[What you will do]
Return the entries below verbatim. Pictures stay out.
+-------+
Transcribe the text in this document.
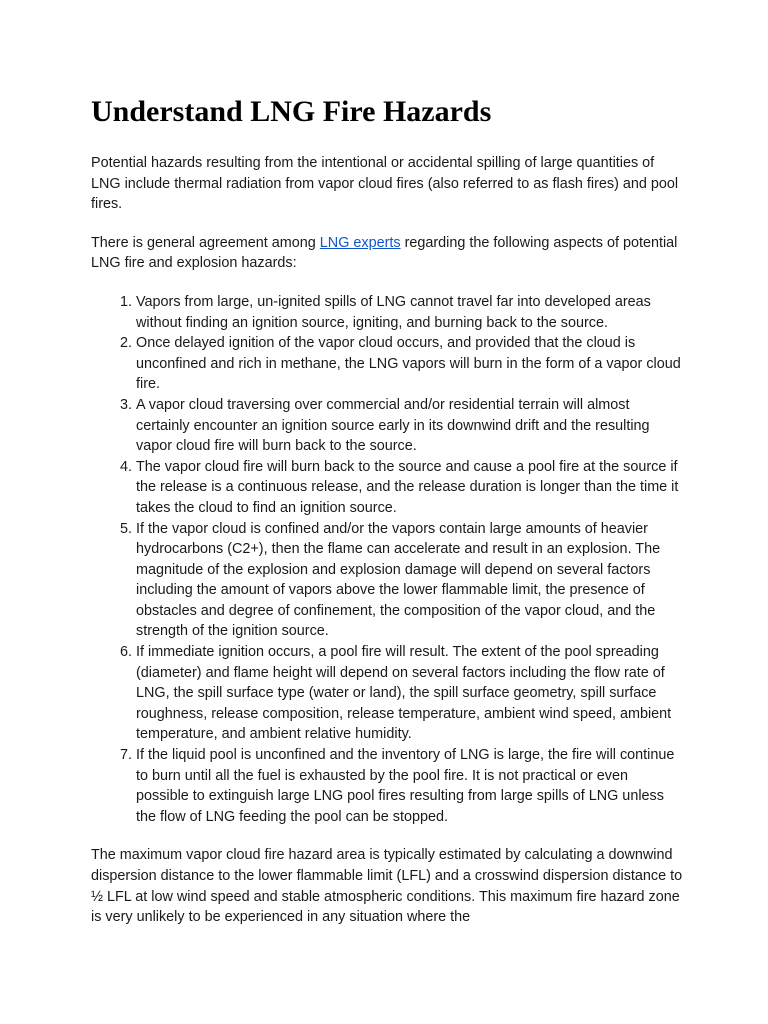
Understand LNG Fire Hazards

Potential hazards resulting from the intentional or accidental spilling of large quantities of LNG include thermal radiation from vapor cloud fires (also referred to as flash fires) and pool fires.

There is general agreement among LNG experts regarding the following aspects of potential LNG fire and explosion hazards:

1. Vapors from large, un-ignited spills of LNG cannot travel far into developed areas without finding an ignition source, igniting, and burning back to the source.
2. Once delayed ignition of the vapor cloud occurs, and provided that the cloud is unconfined and rich in methane, the LNG vapors will burn in the form of a vapor cloud fire.
3. A vapor cloud traversing over commercial and/or residential terrain will almost certainly encounter an ignition source early in its downwind drift and the resulting vapor cloud fire will burn back to the source.
4. The vapor cloud fire will burn back to the source and cause a pool fire at the source if the release is a continuous release, and the release duration is longer than the time it takes the cloud to find an ignition source.
5. If the vapor cloud is confined and/or the vapors contain large amounts of heavier hydrocarbons (C2+), then the flame can accelerate and result in an explosion. The magnitude of the explosion and explosion damage will depend on several factors including the amount of vapors above the lower flammable limit, the presence of obstacles and degree of confinement, the composition of the vapor cloud, and the strength of the ignition source.
6. If immediate ignition occurs, a pool fire will result. The extent of the pool spreading (diameter) and flame height will depend on several factors including the flow rate of LNG, the spill surface type (water or land), the spill surface geometry, spill surface roughness, release composition, release temperature, ambient wind speed, ambient temperature, and ambient relative humidity.
7. If the liquid pool is unconfined and the inventory of LNG is large, the fire will continue to burn until all the fuel is exhausted by the pool fire. It is not practical or even possible to extinguish large LNG pool fires resulting from large spills of LNG unless the flow of LNG feeding the pool can be stopped.

The maximum vapor cloud fire hazard area is typically estimated by calculating a downwind dispersion distance to the lower flammable limit (LFL) and a crosswind dispersion distance to ½ LFL at low wind speed and stable atmospheric conditions. This maximum fire hazard zone is very unlikely to be experienced in any situation where the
+-------+
[Task solution]
Transcribe the text in this document.
Understand LNG Fire Hazards

Potential hazards resulting from the intentional or accidental spilling of large quantities of LNG include thermal radiation from vapor cloud fires (also referred to as flash fires) and pool fires.

There is general agreement among LNG experts regarding the following aspects of potential LNG fire and explosion hazards:

1. Vapors from large, un-ignited spills of LNG cannot travel far into developed areas without finding an ignition source, igniting, and burning back to the source.
2. Once delayed ignition of the vapor cloud occurs, and provided that the cloud is unconfined and rich in methane, the LNG vapors will burn in the form of a vapor cloud fire.
3. A vapor cloud traversing over commercial and/or residential terrain will almost certainly encounter an ignition source early in its downwind drift and the resulting vapor cloud fire will burn back to the source.
4. The vapor cloud fire will burn back to the source and cause a pool fire at the source if the release is a continuous release, and the release duration is longer than the time it takes the cloud to find an ignition source.
5. If the vapor cloud is confined and/or the vapors contain large amounts of heavier hydrocarbons (C2+), then the flame can accelerate and result in an explosion. The magnitude of the explosion and explosion damage will depend on several factors including the amount of vapors above the lower flammable limit, the presence of obstacles and degree of confinement, the composition of the vapor cloud, and the strength of the ignition source.
6. If immediate ignition occurs, a pool fire will result. The extent of the pool spreading (diameter) and flame height will depend on several factors including the flow rate of LNG, the spill surface type (water or land), the spill surface geometry, spill surface roughness, release composition, release temperature, ambient wind speed, ambient temperature, and ambient relative humidity.
7. If the liquid pool is unconfined and the inventory of LNG is large, the fire will continue to burn until all the fuel is exhausted by the pool fire. It is not practical or even possible to extinguish large LNG pool fires resulting from large spills of LNG unless the flow of LNG feeding the pool can be stopped.

The maximum vapor cloud fire hazard area is typically estimated by calculating a downwind dispersion distance to the lower flammable limit (LFL) and a crosswind dispersion distance to ½ LFL at low wind speed and stable atmospheric conditions. This maximum fire hazard zone is very unlikely to be experienced in any situation where the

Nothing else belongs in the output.